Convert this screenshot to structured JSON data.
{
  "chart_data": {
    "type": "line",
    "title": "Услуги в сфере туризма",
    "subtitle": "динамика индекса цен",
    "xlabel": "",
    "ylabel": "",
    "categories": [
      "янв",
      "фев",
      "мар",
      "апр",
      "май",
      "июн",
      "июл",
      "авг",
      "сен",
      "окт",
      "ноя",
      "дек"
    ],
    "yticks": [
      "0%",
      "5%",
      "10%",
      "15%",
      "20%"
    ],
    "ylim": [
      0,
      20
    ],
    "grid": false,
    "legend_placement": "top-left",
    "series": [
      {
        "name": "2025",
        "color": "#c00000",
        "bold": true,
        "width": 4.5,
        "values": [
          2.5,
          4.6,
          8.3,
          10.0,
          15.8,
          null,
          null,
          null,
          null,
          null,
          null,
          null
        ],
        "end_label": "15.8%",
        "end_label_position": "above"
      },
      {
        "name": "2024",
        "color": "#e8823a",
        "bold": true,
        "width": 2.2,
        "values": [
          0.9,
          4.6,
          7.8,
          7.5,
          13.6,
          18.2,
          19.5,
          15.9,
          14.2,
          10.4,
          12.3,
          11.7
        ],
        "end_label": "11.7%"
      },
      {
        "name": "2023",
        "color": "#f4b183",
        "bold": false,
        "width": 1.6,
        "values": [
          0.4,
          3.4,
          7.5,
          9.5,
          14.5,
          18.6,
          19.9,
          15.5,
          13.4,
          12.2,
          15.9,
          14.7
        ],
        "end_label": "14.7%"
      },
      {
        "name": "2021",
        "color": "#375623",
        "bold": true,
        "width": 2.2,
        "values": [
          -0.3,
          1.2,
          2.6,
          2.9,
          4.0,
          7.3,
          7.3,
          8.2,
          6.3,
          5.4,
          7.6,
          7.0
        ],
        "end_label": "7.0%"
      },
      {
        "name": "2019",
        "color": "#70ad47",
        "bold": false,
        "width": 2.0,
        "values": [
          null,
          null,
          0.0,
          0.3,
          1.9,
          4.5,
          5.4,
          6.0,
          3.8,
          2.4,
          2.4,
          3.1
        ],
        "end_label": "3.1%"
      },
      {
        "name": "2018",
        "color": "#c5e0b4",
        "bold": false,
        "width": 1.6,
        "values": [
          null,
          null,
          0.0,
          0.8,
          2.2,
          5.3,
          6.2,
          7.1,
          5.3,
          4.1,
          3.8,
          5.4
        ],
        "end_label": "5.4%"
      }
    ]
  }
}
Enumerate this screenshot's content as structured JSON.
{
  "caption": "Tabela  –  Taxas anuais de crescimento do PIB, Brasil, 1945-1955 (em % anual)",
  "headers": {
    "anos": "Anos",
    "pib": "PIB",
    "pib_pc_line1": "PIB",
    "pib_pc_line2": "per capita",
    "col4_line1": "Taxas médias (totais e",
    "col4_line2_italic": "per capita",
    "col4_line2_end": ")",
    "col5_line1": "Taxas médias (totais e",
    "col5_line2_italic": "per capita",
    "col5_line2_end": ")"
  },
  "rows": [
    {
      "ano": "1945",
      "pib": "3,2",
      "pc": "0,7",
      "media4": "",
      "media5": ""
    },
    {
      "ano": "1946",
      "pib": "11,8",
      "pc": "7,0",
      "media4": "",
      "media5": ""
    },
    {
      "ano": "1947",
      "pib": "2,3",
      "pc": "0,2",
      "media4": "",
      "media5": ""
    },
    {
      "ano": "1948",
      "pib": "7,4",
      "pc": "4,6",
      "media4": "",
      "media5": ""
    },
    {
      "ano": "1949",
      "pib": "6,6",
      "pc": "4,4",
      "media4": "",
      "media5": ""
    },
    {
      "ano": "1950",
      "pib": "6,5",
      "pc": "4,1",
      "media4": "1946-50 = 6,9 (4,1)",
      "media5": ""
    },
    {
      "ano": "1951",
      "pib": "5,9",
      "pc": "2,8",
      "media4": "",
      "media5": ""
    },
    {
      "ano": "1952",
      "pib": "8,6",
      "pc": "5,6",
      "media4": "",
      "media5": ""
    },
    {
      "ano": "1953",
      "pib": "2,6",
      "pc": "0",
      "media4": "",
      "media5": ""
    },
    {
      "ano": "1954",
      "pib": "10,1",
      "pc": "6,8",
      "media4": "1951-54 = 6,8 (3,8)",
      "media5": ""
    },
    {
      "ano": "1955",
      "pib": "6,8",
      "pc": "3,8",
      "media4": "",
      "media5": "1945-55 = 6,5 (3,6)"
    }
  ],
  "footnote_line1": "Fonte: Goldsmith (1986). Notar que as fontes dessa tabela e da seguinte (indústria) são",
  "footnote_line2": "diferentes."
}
══════
Recopy the entries above exactly, with every line included.

Convert this screenshot to structured JSON data.
{
  "chart_data": {
    "type": "line",
    "title": "Услуги в сфере туризма",
    "subtitle": "динамика индекса цен",
    "xlabel": "",
    "ylabel": "",
    "categories": [
      "янв",
      "фев",
      "мар",
      "апр",
      "май",
      "июн",
      "июл",
      "авг",
      "сен",
      "окт",
      "ноя",
      "дек"
    ],
    "yticks": [
      "0%",
      "5%",
      "10%",
      "15%",
      "20%"
    ],
    "ylim": [
      0,
      20
    ],
    "grid": false,
    "legend_placement": "top-left",
    "series": [
      {
        "name": "2025",
        "color": "#c00000",
        "bold": true,
        "width": 4.5,
        "values": [
          2.5,
          4.6,
          8.3,
          10.0,
          15.8,
          null,
          null,
          null,
          null,
          null,
          null,
          null
        ],
        "end_label": "15.8%",
        "end_label_position": "above"
      },
      {
        "name": "2024",
        "color": "#e8823a",
        "bold": true,
        "width": 2.2,
        "values": [
          0.9,
          4.6,
          7.8,
          7.5,
          13.6,
          18.2,
          19.5,
          15.9,
          14.2,
          10.4,
          12.3,
          11.7
        ],
        "end_label": "11.7%"
      },
      {
        "name": "2023",
        "color": "#f4b183",
        "bold": false,
        "width": 1.6,
        "values": [
          0.4,
          3.4,
          7.5,
          9.5,
          14.5,
          18.6,
          19.9,
          15.5,
          13.4,
          12.2,
          15.9,
          14.7
        ],
        "end_label": "14.7%"
      },
      {
        "name": "2021",
        "color": "#375623",
        "bold": true,
        "width": 2.2,
        "values": [
          -0.3,
          1.2,
          2.6,
          2.9,
          4.0,
          7.3,
          7.3,
          8.2,
          6.3,
          5.4,
          7.6,
          7.0
        ],
        "end_label": "7.0%"
      },
      {
        "name": "2019",
        "color": "#70ad47",
        "bold": false,
        "width": 2.0,
        "values": [
          null,
          null,
          0.0,
          0.3,
          1.9,
          4.5,
          5.4,
          6.0,
          3.8,
          2.4,
          2.4,
          3.1
        ],
        "end_label": "3.1%"
      },
      {
        "name": "2018",
        "color": "#c5e0b4",
        "bold": false,
        "width": 1.6,
        "values": [
          null,
          null,
          0.0,
          0.8,
          2.2,
          5.3,
          6.2,
          7.1,
          5.3,
          4.1,
          3.8,
          5.4
        ],
        "end_label": "5.4%"
      }
    ]
  }
}
Enumerate this screenshot's content as structured JSON.
{
  "caption": "Tabela  –  Taxas anuais de crescimento do PIB, Brasil, 1945-1955 (em % anual)",
  "headers": {
    "anos": "Anos",
    "pib": "PIB",
    "pib_pc_line1": "PIB",
    "pib_pc_line2": "per capita",
    "col4_line1": "Taxas médias (totais e",
    "col4_line2_italic": "per capita",
    "col4_line2_end": ")",
    "col5_line1": "Taxas médias (totais e",
    "col5_line2_italic": "per capita",
    "col5_line2_end": ")"
  },
  "rows": [
    {
      "ano": "1945",
      "pib": "3,2",
      "pc": "0,7",
      "media4": "",
      "media5": ""
    },
    {
      "ano": "1946",
      "pib": "11,8",
      "pc": "7,0",
      "media4": "",
      "media5": ""
    },
    {
      "ano": "1947",
      "pib": "2,3",
      "pc": "0,2",
      "media4": "",
      "media5": ""
    },
    {
      "ano": "1948",
      "pib": "7,4",
      "pc": "4,6",
      "media4": "",
      "media5": ""
    },
    {
      "ano": "1949",
      "pib": "6,6",
      "pc": "4,4",
      "media4": "",
      "media5": ""
    },
    {
      "ano": "1950",
      "pib": "6,5",
      "pc": "4,1",
      "media4": "1946-50 = 6,9 (4,1)",
      "media5": ""
    },
    {
      "ano": "1951",
      "pib": "5,9",
      "pc": "2,8",
      "media4": "",
      "media5": ""
    },
    {
      "ano": "1952",
      "pib": "8,6",
      "pc": "5,6",
      "media4": "",
      "media5": ""
    },
    {
      "ano": "1953",
      "pib": "2,6",
      "pc": "0",
      "media4": "",
      "media5": ""
    },
    {
      "ano": "1954",
      "pib": "10,1",
      "pc": "6,8",
      "media4": "1951-54 = 6,8 (3,8)",
      "media5": ""
    },
    {
      "ano": "1955",
      "pib": "6,8",
      "pc": "3,8",
      "media4": "",
      "media5": "1945-55 = 6,5 (3,6)"
    }
  ],
  "footnote_line1": "Fonte: Goldsmith (1986). Notar que as fontes dessa tabela e da seguinte (indústria) são",
  "footnote_line2": "diferentes."
}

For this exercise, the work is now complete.